> _WORKING DATA_
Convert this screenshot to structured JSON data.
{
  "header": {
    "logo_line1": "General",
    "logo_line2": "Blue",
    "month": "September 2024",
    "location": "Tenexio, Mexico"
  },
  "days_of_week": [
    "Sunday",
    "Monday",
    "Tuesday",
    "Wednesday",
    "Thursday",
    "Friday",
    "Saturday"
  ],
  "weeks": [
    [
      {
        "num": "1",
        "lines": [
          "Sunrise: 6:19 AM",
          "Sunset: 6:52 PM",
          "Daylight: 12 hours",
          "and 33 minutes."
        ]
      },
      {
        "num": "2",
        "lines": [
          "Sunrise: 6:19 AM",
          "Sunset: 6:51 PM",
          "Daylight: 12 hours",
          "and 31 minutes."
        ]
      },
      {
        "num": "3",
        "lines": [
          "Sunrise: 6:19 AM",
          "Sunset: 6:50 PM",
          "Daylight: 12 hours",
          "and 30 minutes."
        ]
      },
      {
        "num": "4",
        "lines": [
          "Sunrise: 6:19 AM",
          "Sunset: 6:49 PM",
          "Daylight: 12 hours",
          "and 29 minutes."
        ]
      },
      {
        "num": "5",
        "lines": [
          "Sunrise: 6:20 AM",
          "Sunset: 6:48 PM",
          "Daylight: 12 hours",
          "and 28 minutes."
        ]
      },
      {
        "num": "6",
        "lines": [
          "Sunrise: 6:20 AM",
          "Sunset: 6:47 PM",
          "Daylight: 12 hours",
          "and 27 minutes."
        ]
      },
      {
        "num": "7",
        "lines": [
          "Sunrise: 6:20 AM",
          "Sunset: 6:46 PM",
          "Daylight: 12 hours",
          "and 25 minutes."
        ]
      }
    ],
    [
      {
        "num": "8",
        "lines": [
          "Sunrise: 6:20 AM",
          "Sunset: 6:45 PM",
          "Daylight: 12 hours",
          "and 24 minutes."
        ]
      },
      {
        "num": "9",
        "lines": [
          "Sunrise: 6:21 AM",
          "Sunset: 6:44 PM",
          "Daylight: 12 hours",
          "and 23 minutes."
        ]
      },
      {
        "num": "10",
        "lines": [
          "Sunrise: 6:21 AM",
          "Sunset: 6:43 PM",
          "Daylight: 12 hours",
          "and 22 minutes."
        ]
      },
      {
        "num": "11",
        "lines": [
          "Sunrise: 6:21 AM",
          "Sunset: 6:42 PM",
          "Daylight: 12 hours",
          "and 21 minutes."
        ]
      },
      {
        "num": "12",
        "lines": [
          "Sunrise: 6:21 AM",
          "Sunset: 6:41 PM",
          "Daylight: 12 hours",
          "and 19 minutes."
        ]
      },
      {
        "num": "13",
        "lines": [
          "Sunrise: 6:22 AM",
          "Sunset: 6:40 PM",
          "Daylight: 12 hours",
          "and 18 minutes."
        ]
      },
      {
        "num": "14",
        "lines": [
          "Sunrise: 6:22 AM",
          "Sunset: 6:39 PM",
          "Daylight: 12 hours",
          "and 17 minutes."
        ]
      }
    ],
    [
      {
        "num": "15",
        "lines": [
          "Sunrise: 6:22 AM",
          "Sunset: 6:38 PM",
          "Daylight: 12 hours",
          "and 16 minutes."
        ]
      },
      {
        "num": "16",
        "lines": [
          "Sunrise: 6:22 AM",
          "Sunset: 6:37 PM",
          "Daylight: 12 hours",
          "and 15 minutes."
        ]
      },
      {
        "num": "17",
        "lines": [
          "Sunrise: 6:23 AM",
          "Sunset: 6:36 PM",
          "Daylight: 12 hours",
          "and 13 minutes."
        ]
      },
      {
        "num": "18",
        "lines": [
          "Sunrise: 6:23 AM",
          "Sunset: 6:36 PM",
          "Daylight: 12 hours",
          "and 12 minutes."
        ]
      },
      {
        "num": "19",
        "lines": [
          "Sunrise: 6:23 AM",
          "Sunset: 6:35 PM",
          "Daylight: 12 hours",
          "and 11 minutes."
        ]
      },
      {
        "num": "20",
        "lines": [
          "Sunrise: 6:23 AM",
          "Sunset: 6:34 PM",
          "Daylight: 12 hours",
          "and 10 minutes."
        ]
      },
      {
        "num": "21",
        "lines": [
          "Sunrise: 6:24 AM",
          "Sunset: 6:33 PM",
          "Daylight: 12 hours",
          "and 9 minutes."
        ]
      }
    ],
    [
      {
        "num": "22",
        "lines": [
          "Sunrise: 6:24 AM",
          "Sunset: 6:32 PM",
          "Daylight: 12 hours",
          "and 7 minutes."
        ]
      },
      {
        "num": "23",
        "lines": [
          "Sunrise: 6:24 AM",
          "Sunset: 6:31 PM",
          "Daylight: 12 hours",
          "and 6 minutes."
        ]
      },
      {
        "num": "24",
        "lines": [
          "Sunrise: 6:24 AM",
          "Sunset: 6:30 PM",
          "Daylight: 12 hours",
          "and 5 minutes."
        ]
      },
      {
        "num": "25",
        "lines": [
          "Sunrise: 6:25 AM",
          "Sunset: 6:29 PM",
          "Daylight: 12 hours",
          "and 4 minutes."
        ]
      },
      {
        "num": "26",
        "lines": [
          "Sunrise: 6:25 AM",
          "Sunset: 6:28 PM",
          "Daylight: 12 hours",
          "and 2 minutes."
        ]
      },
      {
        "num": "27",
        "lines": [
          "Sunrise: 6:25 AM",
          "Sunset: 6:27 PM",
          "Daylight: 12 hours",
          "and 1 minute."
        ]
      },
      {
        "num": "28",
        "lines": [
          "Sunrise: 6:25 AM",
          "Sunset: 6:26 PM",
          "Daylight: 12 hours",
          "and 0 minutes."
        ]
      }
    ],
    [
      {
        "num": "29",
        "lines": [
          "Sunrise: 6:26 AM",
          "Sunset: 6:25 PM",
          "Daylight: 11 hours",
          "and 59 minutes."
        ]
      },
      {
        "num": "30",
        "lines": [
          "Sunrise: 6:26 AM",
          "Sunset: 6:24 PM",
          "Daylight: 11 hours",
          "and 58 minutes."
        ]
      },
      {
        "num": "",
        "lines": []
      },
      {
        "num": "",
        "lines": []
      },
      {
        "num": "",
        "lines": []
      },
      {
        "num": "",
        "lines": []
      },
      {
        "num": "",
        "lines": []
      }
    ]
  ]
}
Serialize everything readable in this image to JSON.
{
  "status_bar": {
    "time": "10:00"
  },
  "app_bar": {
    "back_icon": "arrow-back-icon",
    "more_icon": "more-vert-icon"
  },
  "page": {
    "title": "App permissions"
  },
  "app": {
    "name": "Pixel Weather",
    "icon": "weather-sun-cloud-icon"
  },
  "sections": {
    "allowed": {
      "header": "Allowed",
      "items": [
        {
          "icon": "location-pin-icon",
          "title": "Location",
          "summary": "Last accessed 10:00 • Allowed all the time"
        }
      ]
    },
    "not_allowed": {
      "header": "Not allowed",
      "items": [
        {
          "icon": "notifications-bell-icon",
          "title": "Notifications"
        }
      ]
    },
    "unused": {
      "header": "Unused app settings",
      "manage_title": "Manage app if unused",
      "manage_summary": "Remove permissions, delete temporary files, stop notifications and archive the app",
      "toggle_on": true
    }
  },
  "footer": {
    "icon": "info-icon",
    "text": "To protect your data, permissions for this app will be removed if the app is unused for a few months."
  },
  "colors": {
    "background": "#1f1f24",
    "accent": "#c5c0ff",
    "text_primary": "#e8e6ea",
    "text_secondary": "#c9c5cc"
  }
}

> _TO DO_
All of the lines above must be returned exactly.

> _IN RESPONSE_
Convert this screenshot to structured JSON data.
{
  "header": {
    "logo_line1": "General",
    "logo_line2": "Blue",
    "month": "September 2024",
    "location": "Tenexio, Mexico"
  },
  "days_of_week": [
    "Sunday",
    "Monday",
    "Tuesday",
    "Wednesday",
    "Thursday",
    "Friday",
    "Saturday"
  ],
  "weeks": [
    [
      {
        "num": "1",
        "lines": [
          "Sunrise: 6:19 AM",
          "Sunset: 6:52 PM",
          "Daylight: 12 hours",
          "and 33 minutes."
        ]
      },
      {
        "num": "2",
        "lines": [
          "Sunrise: 6:19 AM",
          "Sunset: 6:51 PM",
          "Daylight: 12 hours",
          "and 31 minutes."
        ]
      },
      {
        "num": "3",
        "lines": [
          "Sunrise: 6:19 AM",
          "Sunset: 6:50 PM",
          "Daylight: 12 hours",
          "and 30 minutes."
        ]
      },
      {
        "num": "4",
        "lines": [
          "Sunrise: 6:19 AM",
          "Sunset: 6:49 PM",
          "Daylight: 12 hours",
          "and 29 minutes."
        ]
      },
      {
        "num": "5",
        "lines": [
          "Sunrise: 6:20 AM",
          "Sunset: 6:48 PM",
          "Daylight: 12 hours",
          "and 28 minutes."
        ]
      },
      {
        "num": "6",
        "lines": [
          "Sunrise: 6:20 AM",
          "Sunset: 6:47 PM",
          "Daylight: 12 hours",
          "and 27 minutes."
        ]
      },
      {
        "num": "7",
        "lines": [
          "Sunrise: 6:20 AM",
          "Sunset: 6:46 PM",
          "Daylight: 12 hours",
          "and 25 minutes."
        ]
      }
    ],
    [
      {
        "num": "8",
        "lines": [
          "Sunrise: 6:20 AM",
          "Sunset: 6:45 PM",
          "Daylight: 12 hours",
          "and 24 minutes."
        ]
      },
      {
        "num": "9",
        "lines": [
          "Sunrise: 6:21 AM",
          "Sunset: 6:44 PM",
          "Daylight: 12 hours",
          "and 23 minutes."
        ]
      },
      {
        "num": "10",
        "lines": [
          "Sunrise: 6:21 AM",
          "Sunset: 6:43 PM",
          "Daylight: 12 hours",
          "and 22 minutes."
        ]
      },
      {
        "num": "11",
        "lines": [
          "Sunrise: 6:21 AM",
          "Sunset: 6:42 PM",
          "Daylight: 12 hours",
          "and 21 minutes."
        ]
      },
      {
        "num": "12",
        "lines": [
          "Sunrise: 6:21 AM",
          "Sunset: 6:41 PM",
          "Daylight: 12 hours",
          "and 19 minutes."
        ]
      },
      {
        "num": "13",
        "lines": [
          "Sunrise: 6:22 AM",
          "Sunset: 6:40 PM",
          "Daylight: 12 hours",
          "and 18 minutes."
        ]
      },
      {
        "num": "14",
        "lines": [
          "Sunrise: 6:22 AM",
          "Sunset: 6:39 PM",
          "Daylight: 12 hours",
          "and 17 minutes."
        ]
      }
    ],
    [
      {
        "num": "15",
        "lines": [
          "Sunrise: 6:22 AM",
          "Sunset: 6:38 PM",
          "Daylight: 12 hours",
          "and 16 minutes."
        ]
      },
      {
        "num": "16",
        "lines": [
          "Sunrise: 6:22 AM",
          "Sunset: 6:37 PM",
          "Daylight: 12 hours",
          "and 15 minutes."
        ]
      },
      {
        "num": "17",
        "lines": [
          "Sunrise: 6:23 AM",
          "Sunset: 6:36 PM",
          "Daylight: 12 hours",
          "and 13 minutes."
        ]
      },
      {
        "num": "18",
        "lines": [
          "Sunrise: 6:23 AM",
          "Sunset: 6:36 PM",
          "Daylight: 12 hours",
          "and 12 minutes."
        ]
      },
      {
        "num": "19",
        "lines": [
          "Sunrise: 6:23 AM",
          "Sunset: 6:35 PM",
          "Daylight: 12 hours",
          "and 11 minutes."
        ]
      },
      {
        "num": "20",
        "lines": [
          "Sunrise: 6:23 AM",
          "Sunset: 6:34 PM",
          "Daylight: 12 hours",
          "and 10 minutes."
        ]
      },
      {
        "num": "21",
        "lines": [
          "Sunrise: 6:24 AM",
          "Sunset: 6:33 PM",
          "Daylight: 12 hours",
          "and 9 minutes."
        ]
      }
    ],
    [
      {
        "num": "22",
        "lines": [
          "Sunrise: 6:24 AM",
          "Sunset: 6:32 PM",
          "Daylight: 12 hours",
          "and 7 minutes."
        ]
      },
      {
        "num": "23",
        "lines": [
          "Sunrise: 6:24 AM",
          "Sunset: 6:31 PM",
          "Daylight: 12 hours",
          "and 6 minutes."
        ]
      },
      {
        "num": "24",
        "lines": [
          "Sunrise: 6:24 AM",
          "Sunset: 6:30 PM",
          "Daylight: 12 hours",
          "and 5 minutes."
        ]
      },
      {
        "num": "25",
        "lines": [
          "Sunrise: 6:25 AM",
          "Sunset: 6:29 PM",
          "Daylight: 12 hours",
          "and 4 minutes."
        ]
      },
      {
        "num": "26",
        "lines": [
          "Sunrise: 6:25 AM",
          "Sunset: 6:28 PM",
          "Daylight: 12 hours",
          "and 2 minutes."
        ]
      },
      {
        "num": "27",
        "lines": [
          "Sunrise: 6:25 AM",
          "Sunset: 6:27 PM",
          "Daylight: 12 hours",
          "and 1 minute."
        ]
      },
      {
        "num": "28",
        "lines": [
          "Sunrise: 6:25 AM",
          "Sunset: 6:26 PM",
          "Daylight: 12 hours",
          "and 0 minutes."
        ]
      }
    ],
    [
      {
        "num": "29",
        "lines": [
          "Sunrise: 6:26 AM",
          "Sunset: 6:25 PM",
          "Daylight: 11 hours",
          "and 59 minutes."
        ]
      },
      {
        "num": "30",
        "lines": [
          "Sunrise: 6:26 AM",
          "Sunset: 6:24 PM",
          "Daylight: 11 hours",
          "and 58 minutes."
        ]
      },
      {
        "num": "",
        "lines": []
      },
      {
        "num": "",
        "lines": []
      },
      {
        "num": "",
        "lines": []
      },
      {
        "num": "",
        "lines": []
      },
      {
        "num": "",
        "lines": []
      }
    ]
  ]
}
Serialize everything readable in this image to JSON.
{
  "status_bar": {
    "time": "10:00"
  },
  "app_bar": {
    "back_icon": "arrow-back-icon",
    "more_icon": "more-vert-icon"
  },
  "page": {
    "title": "App permissions"
  },
  "app": {
    "name": "Pixel Weather",
    "icon": "weather-sun-cloud-icon"
  },
  "sections": {
    "allowed": {
      "header": "Allowed",
      "items": [
        {
          "icon": "location-pin-icon",
          "title": "Location",
          "summary": "Last accessed 10:00 • Allowed all the time"
        }
      ]
    },
    "not_allowed": {
      "header": "Not allowed",
      "items": [
        {
          "icon": "notifications-bell-icon",
          "title": "Notifications"
        }
      ]
    },
    "unused": {
      "header": "Unused app settings",
      "manage_title": "Manage app if unused",
      "manage_summary": "Remove permissions, delete temporary files, stop notifications and archive the app",
      "toggle_on": true
    }
  },
  "footer": {
    "icon": "info-icon",
    "text": "To protect your data, permissions for this app will be removed if the app is unused for a few months."
  },
  "colors": {
    "background": "#1f1f24",
    "accent": "#c5c0ff",
    "text_primary": "#e8e6ea",
    "text_secondary": "#c9c5cc"
  }
}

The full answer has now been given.